----- SOURCE MATERIAL

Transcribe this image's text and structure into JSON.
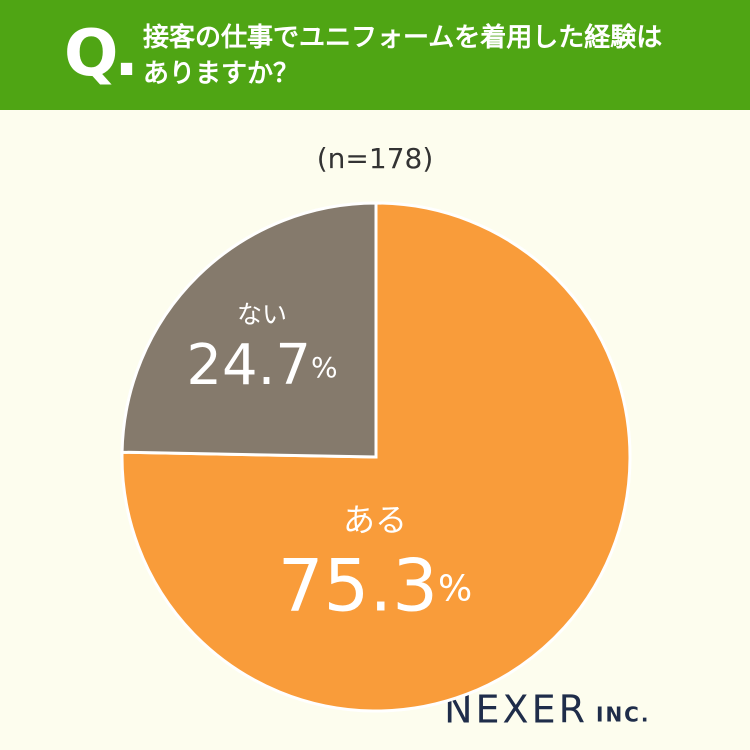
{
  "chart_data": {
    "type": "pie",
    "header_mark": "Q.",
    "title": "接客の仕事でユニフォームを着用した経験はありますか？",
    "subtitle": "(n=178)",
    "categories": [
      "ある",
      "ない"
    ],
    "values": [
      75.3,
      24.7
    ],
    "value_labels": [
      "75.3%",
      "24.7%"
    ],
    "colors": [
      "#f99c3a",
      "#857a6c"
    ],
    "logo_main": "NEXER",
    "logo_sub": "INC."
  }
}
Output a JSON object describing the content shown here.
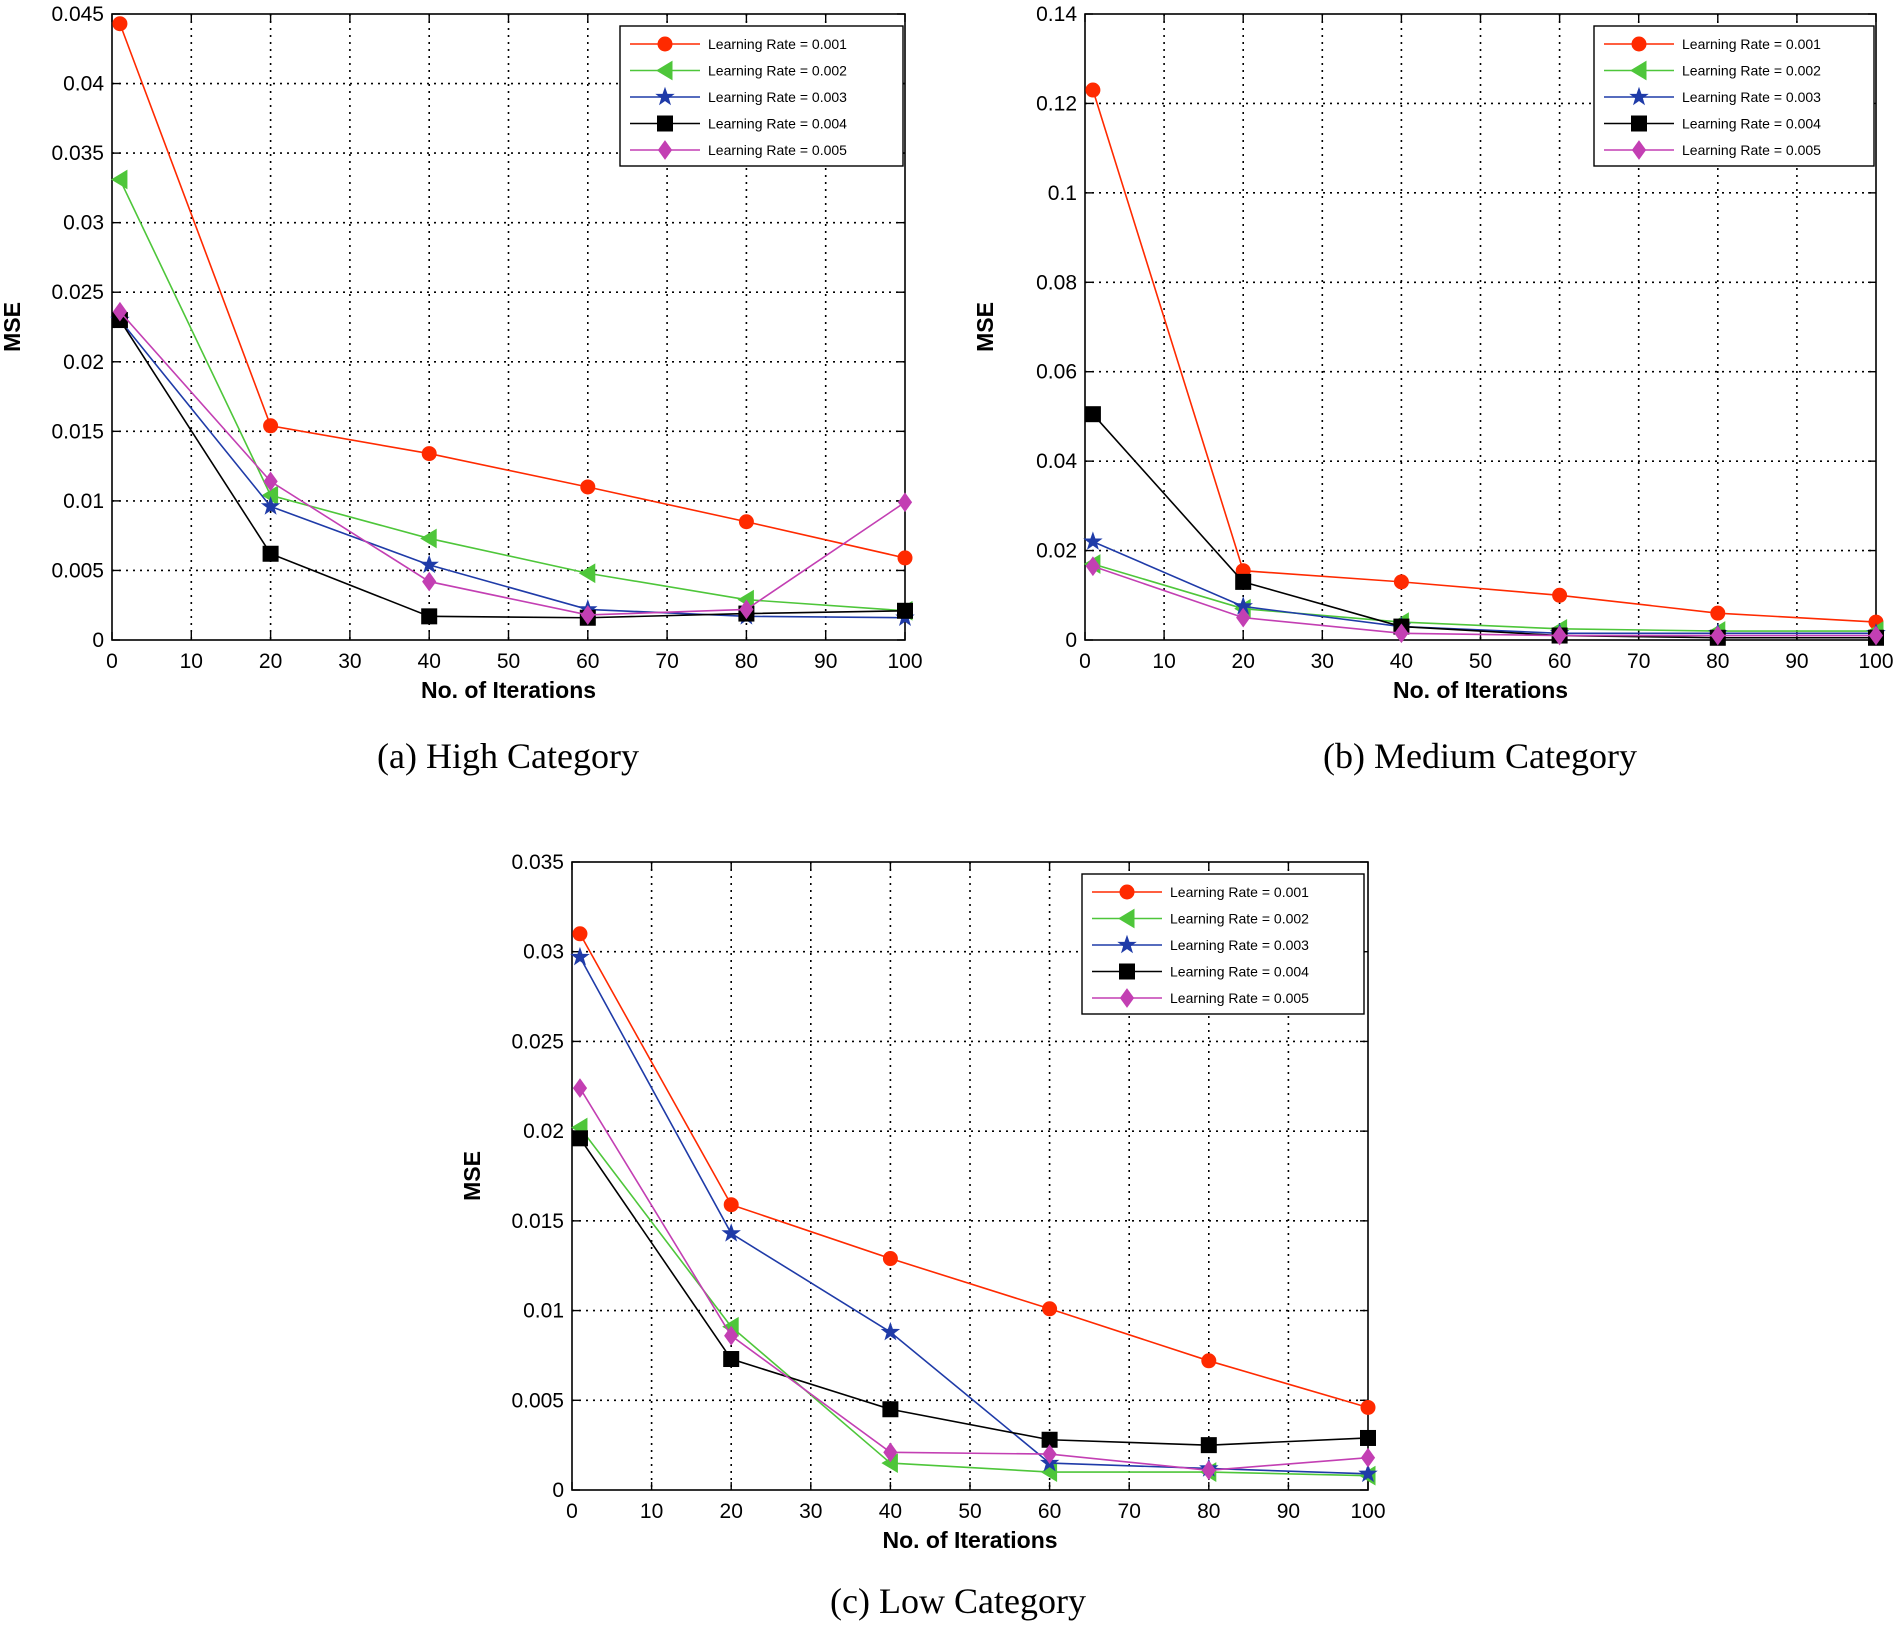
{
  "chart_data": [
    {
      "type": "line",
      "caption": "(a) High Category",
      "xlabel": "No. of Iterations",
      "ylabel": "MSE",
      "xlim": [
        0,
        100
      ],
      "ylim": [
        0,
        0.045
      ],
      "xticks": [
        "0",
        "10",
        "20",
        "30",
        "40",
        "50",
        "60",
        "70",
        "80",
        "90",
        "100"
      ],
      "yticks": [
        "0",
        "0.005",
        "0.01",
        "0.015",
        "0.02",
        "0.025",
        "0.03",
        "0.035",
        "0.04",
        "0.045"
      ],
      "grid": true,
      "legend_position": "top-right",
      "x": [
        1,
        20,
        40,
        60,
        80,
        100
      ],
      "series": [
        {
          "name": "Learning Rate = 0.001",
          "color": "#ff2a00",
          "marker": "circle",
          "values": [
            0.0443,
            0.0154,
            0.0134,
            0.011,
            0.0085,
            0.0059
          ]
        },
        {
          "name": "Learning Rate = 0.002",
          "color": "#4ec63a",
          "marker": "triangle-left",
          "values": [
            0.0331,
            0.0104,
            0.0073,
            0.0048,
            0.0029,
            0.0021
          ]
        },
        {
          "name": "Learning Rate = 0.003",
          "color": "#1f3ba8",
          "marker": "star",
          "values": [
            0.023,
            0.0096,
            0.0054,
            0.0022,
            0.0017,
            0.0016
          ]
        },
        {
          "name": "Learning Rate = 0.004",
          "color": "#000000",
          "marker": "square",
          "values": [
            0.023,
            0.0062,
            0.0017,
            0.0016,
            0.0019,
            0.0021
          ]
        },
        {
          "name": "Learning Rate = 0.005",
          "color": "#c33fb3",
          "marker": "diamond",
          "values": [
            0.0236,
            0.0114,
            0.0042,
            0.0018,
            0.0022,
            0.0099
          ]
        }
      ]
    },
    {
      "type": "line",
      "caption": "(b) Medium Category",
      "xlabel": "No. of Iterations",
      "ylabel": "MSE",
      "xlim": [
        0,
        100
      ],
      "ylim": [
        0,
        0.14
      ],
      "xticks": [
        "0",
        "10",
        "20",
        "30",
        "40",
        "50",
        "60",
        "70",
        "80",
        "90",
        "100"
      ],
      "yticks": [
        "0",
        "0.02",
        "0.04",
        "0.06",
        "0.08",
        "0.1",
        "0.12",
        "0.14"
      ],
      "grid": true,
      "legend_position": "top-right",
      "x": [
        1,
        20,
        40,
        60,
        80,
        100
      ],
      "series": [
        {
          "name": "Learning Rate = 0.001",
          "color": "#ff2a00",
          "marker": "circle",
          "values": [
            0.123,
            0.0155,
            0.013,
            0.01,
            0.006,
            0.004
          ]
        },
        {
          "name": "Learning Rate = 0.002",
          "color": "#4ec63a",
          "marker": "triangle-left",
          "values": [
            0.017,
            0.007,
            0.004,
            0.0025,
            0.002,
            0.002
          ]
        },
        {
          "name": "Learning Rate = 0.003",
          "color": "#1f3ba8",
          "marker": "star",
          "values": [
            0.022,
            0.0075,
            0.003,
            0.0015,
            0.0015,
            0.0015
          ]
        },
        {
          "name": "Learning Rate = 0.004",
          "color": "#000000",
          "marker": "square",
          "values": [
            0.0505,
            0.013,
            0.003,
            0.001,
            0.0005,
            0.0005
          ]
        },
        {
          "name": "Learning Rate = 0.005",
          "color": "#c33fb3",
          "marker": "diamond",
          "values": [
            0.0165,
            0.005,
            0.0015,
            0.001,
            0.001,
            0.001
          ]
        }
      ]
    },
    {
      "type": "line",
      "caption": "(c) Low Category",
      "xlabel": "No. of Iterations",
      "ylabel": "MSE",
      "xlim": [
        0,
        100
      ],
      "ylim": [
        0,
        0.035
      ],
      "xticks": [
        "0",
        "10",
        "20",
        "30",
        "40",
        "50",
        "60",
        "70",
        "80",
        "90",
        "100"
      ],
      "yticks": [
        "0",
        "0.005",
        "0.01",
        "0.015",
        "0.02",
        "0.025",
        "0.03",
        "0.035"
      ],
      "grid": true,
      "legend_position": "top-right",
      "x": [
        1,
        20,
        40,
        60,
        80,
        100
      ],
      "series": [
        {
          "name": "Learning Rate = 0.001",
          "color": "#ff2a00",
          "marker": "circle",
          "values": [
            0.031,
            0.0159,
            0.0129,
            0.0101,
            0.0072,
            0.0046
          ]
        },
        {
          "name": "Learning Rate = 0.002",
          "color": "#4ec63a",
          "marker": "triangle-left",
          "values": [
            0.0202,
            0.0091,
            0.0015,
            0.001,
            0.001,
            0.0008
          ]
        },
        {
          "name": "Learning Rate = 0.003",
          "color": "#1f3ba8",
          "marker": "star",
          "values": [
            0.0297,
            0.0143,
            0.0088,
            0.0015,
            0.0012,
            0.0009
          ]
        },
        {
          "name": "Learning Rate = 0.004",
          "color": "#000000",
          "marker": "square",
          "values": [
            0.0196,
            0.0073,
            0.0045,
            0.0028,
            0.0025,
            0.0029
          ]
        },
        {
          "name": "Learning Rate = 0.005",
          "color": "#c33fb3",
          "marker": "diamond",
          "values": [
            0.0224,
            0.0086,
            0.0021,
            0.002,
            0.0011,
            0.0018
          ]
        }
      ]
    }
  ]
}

----------

| EXERCISE OBJECTIVE |
The entries above should be reproduced exactly, without their pictures.

| THE REPLY |
Transcribe this image's text and structure into JSON.
{
  "chart_data": {
    "type": "pie",
    "header_mark": "Q.",
    "title": "接客の仕事でユニフォームを着用した経験はありますか？",
    "subtitle": "(n=178)",
    "categories": [
      "ある",
      "ない"
    ],
    "values": [
      75.3,
      24.7
    ],
    "value_labels": [
      "75.3%",
      "24.7%"
    ],
    "colors": [
      "#f99c3a",
      "#857a6c"
    ],
    "logo_main": "NEXER",
    "logo_sub": "INC."
  }
}
Output a JSON object describing the content shown here.
{
  "chart_data": [
    {
      "type": "line",
      "caption": "(a) High Category",
      "xlabel": "No. of Iterations",
      "ylabel": "MSE",
      "xlim": [
        0,
        100
      ],
      "ylim": [
        0,
        0.045
      ],
      "xticks": [
        "0",
        "10",
        "20",
        "30",
        "40",
        "50",
        "60",
        "70",
        "80",
        "90",
        "100"
      ],
      "yticks": [
        "0",
        "0.005",
        "0.01",
        "0.015",
        "0.02",
        "0.025",
        "0.03",
        "0.035",
        "0.04",
        "0.045"
      ],
      "grid": true,
      "legend_position": "top-right",
      "x": [
        1,
        20,
        40,
        60,
        80,
        100
      ],
      "series": [
        {
          "name": "Learning Rate = 0.001",
          "color": "#ff2a00",
          "marker": "circle",
          "values": [
            0.0443,
            0.0154,
            0.0134,
            0.011,
            0.0085,
            0.0059
          ]
        },
        {
          "name": "Learning Rate = 0.002",
          "color": "#4ec63a",
          "marker": "triangle-left",
          "values": [
            0.0331,
            0.0104,
            0.0073,
            0.0048,
            0.0029,
            0.0021
          ]
        },
        {
          "name": "Learning Rate = 0.003",
          "color": "#1f3ba8",
          "marker": "star",
          "values": [
            0.023,
            0.0096,
            0.0054,
            0.0022,
            0.0017,
            0.0016
          ]
        },
        {
          "name": "Learning Rate = 0.004",
          "color": "#000000",
          "marker": "square",
          "values": [
            0.023,
            0.0062,
            0.0017,
            0.0016,
            0.0019,
            0.0021
          ]
        },
        {
          "name": "Learning Rate = 0.005",
          "color": "#c33fb3",
          "marker": "diamond",
          "values": [
            0.0236,
            0.0114,
            0.0042,
            0.0018,
            0.0022,
            0.0099
          ]
        }
      ]
    },
    {
      "type": "line",
      "caption": "(b) Medium Category",
      "xlabel": "No. of Iterations",
      "ylabel": "MSE",
      "xlim": [
        0,
        100
      ],
      "ylim": [
        0,
        0.14
      ],
      "xticks": [
        "0",
        "10",
        "20",
        "30",
        "40",
        "50",
        "60",
        "70",
        "80",
        "90",
        "100"
      ],
      "yticks": [
        "0",
        "0.02",
        "0.04",
        "0.06",
        "0.08",
        "0.1",
        "0.12",
        "0.14"
      ],
      "grid": true,
      "legend_position": "top-right",
      "x": [
        1,
        20,
        40,
        60,
        80,
        100
      ],
      "series": [
        {
          "name": "Learning Rate = 0.001",
          "color": "#ff2a00",
          "marker": "circle",
          "values": [
            0.123,
            0.0155,
            0.013,
            0.01,
            0.006,
            0.004
          ]
        },
        {
          "name": "Learning Rate = 0.002",
          "color": "#4ec63a",
          "marker": "triangle-left",
          "values": [
            0.017,
            0.007,
            0.004,
            0.0025,
            0.002,
            0.002
          ]
        },
        {
          "name": "Learning Rate = 0.003",
          "color": "#1f3ba8",
          "marker": "star",
          "values": [
            0.022,
            0.0075,
            0.003,
            0.0015,
            0.0015,
            0.0015
          ]
        },
        {
          "name": "Learning Rate = 0.004",
          "color": "#000000",
          "marker": "square",
          "values": [
            0.0505,
            0.013,
            0.003,
            0.001,
            0.0005,
            0.0005
          ]
        },
        {
          "name": "Learning Rate = 0.005",
          "color": "#c33fb3",
          "marker": "diamond",
          "values": [
            0.0165,
            0.005,
            0.0015,
            0.001,
            0.001,
            0.001
          ]
        }
      ]
    },
    {
      "type": "line",
      "caption": "(c) Low Category",
      "xlabel": "No. of Iterations",
      "ylabel": "MSE",
      "xlim": [
        0,
        100
      ],
      "ylim": [
        0,
        0.035
      ],
      "xticks": [
        "0",
        "10",
        "20",
        "30",
        "40",
        "50",
        "60",
        "70",
        "80",
        "90",
        "100"
      ],
      "yticks": [
        "0",
        "0.005",
        "0.01",
        "0.015",
        "0.02",
        "0.025",
        "0.03",
        "0.035"
      ],
      "grid": true,
      "legend_position": "top-right",
      "x": [
        1,
        20,
        40,
        60,
        80,
        100
      ],
      "series": [
        {
          "name": "Learning Rate = 0.001",
          "color": "#ff2a00",
          "marker": "circle",
          "values": [
            0.031,
            0.0159,
            0.0129,
            0.0101,
            0.0072,
            0.0046
          ]
        },
        {
          "name": "Learning Rate = 0.002",
          "color": "#4ec63a",
          "marker": "triangle-left",
          "values": [
            0.0202,
            0.0091,
            0.0015,
            0.001,
            0.001,
            0.0008
          ]
        },
        {
          "name": "Learning Rate = 0.003",
          "color": "#1f3ba8",
          "marker": "star",
          "values": [
            0.0297,
            0.0143,
            0.0088,
            0.0015,
            0.0012,
            0.0009
          ]
        },
        {
          "name": "Learning Rate = 0.004",
          "color": "#000000",
          "marker": "square",
          "values": [
            0.0196,
            0.0073,
            0.0045,
            0.0028,
            0.0025,
            0.0029
          ]
        },
        {
          "name": "Learning Rate = 0.005",
          "color": "#c33fb3",
          "marker": "diamond",
          "values": [
            0.0224,
            0.0086,
            0.0021,
            0.002,
            0.0011,
            0.0018
          ]
        }
      ]
    }
  ]
}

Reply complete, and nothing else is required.